• **What you are asked to do**: Repeat each record exactly as written, and drop any images.

• **Listed entries**:
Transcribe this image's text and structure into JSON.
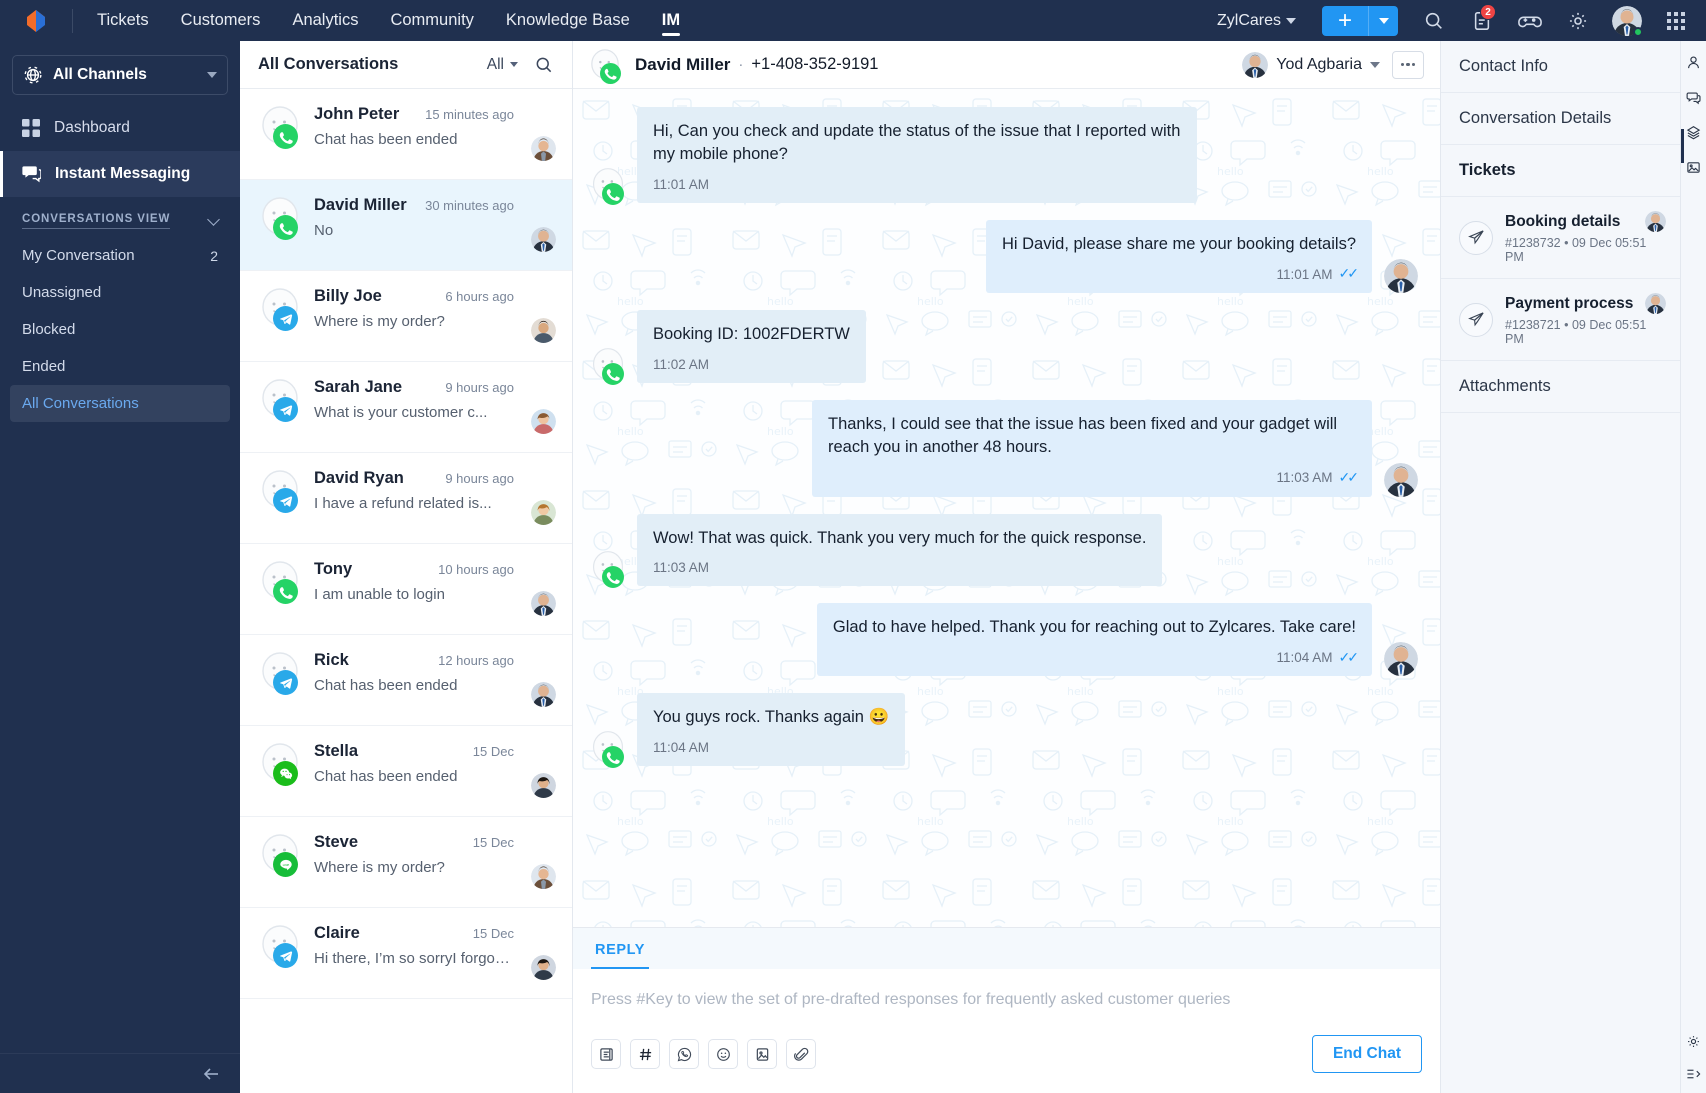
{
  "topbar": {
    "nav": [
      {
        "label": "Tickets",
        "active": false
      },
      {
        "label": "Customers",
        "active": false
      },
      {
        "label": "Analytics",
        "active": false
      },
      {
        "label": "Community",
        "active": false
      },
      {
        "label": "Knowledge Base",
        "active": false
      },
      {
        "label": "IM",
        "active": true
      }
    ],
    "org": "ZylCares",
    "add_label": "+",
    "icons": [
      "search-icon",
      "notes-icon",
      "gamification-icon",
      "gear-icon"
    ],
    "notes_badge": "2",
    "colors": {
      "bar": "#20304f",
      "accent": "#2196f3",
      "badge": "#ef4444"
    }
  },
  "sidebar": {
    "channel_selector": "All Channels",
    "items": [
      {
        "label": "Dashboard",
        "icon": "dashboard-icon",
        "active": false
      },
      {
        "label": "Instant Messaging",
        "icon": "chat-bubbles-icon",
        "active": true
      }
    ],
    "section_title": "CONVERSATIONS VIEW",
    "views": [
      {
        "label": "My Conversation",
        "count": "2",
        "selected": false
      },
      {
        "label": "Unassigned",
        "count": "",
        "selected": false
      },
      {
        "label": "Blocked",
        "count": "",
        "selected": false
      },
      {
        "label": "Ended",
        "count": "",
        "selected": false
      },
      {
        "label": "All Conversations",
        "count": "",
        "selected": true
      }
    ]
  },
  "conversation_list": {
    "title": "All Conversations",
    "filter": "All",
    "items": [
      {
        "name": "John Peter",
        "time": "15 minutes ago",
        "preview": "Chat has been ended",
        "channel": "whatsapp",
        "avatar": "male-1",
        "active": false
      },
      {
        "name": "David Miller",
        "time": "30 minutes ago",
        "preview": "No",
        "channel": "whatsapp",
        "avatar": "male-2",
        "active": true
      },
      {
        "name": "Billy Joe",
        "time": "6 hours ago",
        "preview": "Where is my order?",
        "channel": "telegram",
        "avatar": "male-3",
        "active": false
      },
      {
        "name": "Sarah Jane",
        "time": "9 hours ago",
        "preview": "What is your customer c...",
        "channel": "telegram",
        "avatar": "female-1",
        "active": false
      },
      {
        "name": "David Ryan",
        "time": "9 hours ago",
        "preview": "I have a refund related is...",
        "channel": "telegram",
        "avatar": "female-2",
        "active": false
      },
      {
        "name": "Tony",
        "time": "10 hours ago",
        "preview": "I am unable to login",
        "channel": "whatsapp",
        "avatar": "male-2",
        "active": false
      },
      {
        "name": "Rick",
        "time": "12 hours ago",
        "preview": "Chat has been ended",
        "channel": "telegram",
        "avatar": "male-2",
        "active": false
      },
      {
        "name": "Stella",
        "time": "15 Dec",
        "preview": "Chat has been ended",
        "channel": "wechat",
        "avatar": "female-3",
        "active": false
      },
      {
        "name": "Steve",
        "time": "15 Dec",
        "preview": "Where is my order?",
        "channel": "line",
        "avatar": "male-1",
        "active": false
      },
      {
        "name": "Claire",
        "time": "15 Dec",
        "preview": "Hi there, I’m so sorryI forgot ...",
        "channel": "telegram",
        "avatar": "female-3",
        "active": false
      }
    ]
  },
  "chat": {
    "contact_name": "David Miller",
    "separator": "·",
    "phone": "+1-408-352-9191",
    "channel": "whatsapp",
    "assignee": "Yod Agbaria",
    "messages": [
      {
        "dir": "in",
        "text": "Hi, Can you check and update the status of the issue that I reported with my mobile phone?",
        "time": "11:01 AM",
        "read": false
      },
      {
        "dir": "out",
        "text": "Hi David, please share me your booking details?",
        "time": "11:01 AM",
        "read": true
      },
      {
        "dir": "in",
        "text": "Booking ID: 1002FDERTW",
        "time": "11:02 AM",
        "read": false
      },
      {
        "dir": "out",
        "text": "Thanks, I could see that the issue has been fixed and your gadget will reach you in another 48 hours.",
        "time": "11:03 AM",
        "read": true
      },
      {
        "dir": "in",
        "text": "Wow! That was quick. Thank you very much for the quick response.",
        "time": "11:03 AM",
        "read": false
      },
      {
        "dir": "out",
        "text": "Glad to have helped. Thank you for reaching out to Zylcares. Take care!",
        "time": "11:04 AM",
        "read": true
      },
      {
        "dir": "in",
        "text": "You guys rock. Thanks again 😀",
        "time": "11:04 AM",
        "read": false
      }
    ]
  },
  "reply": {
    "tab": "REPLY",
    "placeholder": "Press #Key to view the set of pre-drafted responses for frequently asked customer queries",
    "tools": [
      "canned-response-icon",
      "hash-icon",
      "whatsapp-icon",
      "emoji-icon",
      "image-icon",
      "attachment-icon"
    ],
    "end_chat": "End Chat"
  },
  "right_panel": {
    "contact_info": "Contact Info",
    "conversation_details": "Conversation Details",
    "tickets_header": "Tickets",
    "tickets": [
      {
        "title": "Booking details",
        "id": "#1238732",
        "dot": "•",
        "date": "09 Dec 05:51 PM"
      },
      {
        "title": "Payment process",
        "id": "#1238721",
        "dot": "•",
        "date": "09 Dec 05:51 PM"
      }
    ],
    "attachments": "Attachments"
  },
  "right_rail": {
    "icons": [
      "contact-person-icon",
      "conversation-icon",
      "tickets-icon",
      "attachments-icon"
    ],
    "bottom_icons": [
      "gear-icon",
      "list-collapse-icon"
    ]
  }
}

• **Task solution**:
Transcribe this image's text and structure into JSON.
{
  "topbar": {
    "nav": [
      {
        "label": "Tickets",
        "active": false
      },
      {
        "label": "Customers",
        "active": false
      },
      {
        "label": "Analytics",
        "active": false
      },
      {
        "label": "Community",
        "active": false
      },
      {
        "label": "Knowledge Base",
        "active": false
      },
      {
        "label": "IM",
        "active": true
      }
    ],
    "org": "ZylCares",
    "add_label": "+",
    "icons": [
      "search-icon",
      "notes-icon",
      "gamification-icon",
      "gear-icon"
    ],
    "notes_badge": "2",
    "colors": {
      "bar": "#20304f",
      "accent": "#2196f3",
      "badge": "#ef4444"
    }
  },
  "sidebar": {
    "channel_selector": "All Channels",
    "items": [
      {
        "label": "Dashboard",
        "icon": "dashboard-icon",
        "active": false
      },
      {
        "label": "Instant Messaging",
        "icon": "chat-bubbles-icon",
        "active": true
      }
    ],
    "section_title": "CONVERSATIONS VIEW",
    "views": [
      {
        "label": "My Conversation",
        "count": "2",
        "selected": false
      },
      {
        "label": "Unassigned",
        "count": "",
        "selected": false
      },
      {
        "label": "Blocked",
        "count": "",
        "selected": false
      },
      {
        "label": "Ended",
        "count": "",
        "selected": false
      },
      {
        "label": "All Conversations",
        "count": "",
        "selected": true
      }
    ]
  },
  "conversation_list": {
    "title": "All Conversations",
    "filter": "All",
    "items": [
      {
        "name": "John Peter",
        "time": "15 minutes ago",
        "preview": "Chat has been ended",
        "channel": "whatsapp",
        "avatar": "male-1",
        "active": false
      },
      {
        "name": "David Miller",
        "time": "30 minutes ago",
        "preview": "No",
        "channel": "whatsapp",
        "avatar": "male-2",
        "active": true
      },
      {
        "name": "Billy Joe",
        "time": "6 hours ago",
        "preview": "Where is my order?",
        "channel": "telegram",
        "avatar": "male-3",
        "active": false
      },
      {
        "name": "Sarah Jane",
        "time": "9 hours ago",
        "preview": "What is your customer c...",
        "channel": "telegram",
        "avatar": "female-1",
        "active": false
      },
      {
        "name": "David Ryan",
        "time": "9 hours ago",
        "preview": "I have a refund related is...",
        "channel": "telegram",
        "avatar": "female-2",
        "active": false
      },
      {
        "name": "Tony",
        "time": "10 hours ago",
        "preview": "I am unable to login",
        "channel": "whatsapp",
        "avatar": "male-2",
        "active": false
      },
      {
        "name": "Rick",
        "time": "12 hours ago",
        "preview": "Chat has been ended",
        "channel": "telegram",
        "avatar": "male-2",
        "active": false
      },
      {
        "name": "Stella",
        "time": "15 Dec",
        "preview": "Chat has been ended",
        "channel": "wechat",
        "avatar": "female-3",
        "active": false
      },
      {
        "name": "Steve",
        "time": "15 Dec",
        "preview": "Where is my order?",
        "channel": "line",
        "avatar": "male-1",
        "active": false
      },
      {
        "name": "Claire",
        "time": "15 Dec",
        "preview": "Hi there, I’m so sorryI forgot ...",
        "channel": "telegram",
        "avatar": "female-3",
        "active": false
      }
    ]
  },
  "chat": {
    "contact_name": "David Miller",
    "separator": "·",
    "phone": "+1-408-352-9191",
    "channel": "whatsapp",
    "assignee": "Yod Agbaria",
    "messages": [
      {
        "dir": "in",
        "text": "Hi, Can you check and update the status of the issue that I reported with my mobile phone?",
        "time": "11:01 AM",
        "read": false
      },
      {
        "dir": "out",
        "text": "Hi David, please share me your booking details?",
        "time": "11:01 AM",
        "read": true
      },
      {
        "dir": "in",
        "text": "Booking ID: 1002FDERTW",
        "time": "11:02 AM",
        "read": false
      },
      {
        "dir": "out",
        "text": "Thanks, I could see that the issue has been fixed and your gadget will reach you in another 48 hours.",
        "time": "11:03 AM",
        "read": true
      },
      {
        "dir": "in",
        "text": "Wow! That was quick. Thank you very much for the quick response.",
        "time": "11:03 AM",
        "read": false
      },
      {
        "dir": "out",
        "text": "Glad to have helped. Thank you for reaching out to Zylcares. Take care!",
        "time": "11:04 AM",
        "read": true
      },
      {
        "dir": "in",
        "text": "You guys rock. Thanks again 😀",
        "time": "11:04 AM",
        "read": false
      }
    ]
  },
  "reply": {
    "tab": "REPLY",
    "placeholder": "Press #Key to view the set of pre-drafted responses for frequently asked customer queries",
    "tools": [
      "canned-response-icon",
      "hash-icon",
      "whatsapp-icon",
      "emoji-icon",
      "image-icon",
      "attachment-icon"
    ],
    "end_chat": "End Chat"
  },
  "right_panel": {
    "contact_info": "Contact Info",
    "conversation_details": "Conversation Details",
    "tickets_header": "Tickets",
    "tickets": [
      {
        "title": "Booking details",
        "id": "#1238732",
        "dot": "•",
        "date": "09 Dec 05:51 PM"
      },
      {
        "title": "Payment process",
        "id": "#1238721",
        "dot": "•",
        "date": "09 Dec 05:51 PM"
      }
    ],
    "attachments": "Attachments"
  },
  "right_rail": {
    "icons": [
      "contact-person-icon",
      "conversation-icon",
      "tickets-icon",
      "attachments-icon"
    ],
    "bottom_icons": [
      "gear-icon",
      "list-collapse-icon"
    ]
  }
}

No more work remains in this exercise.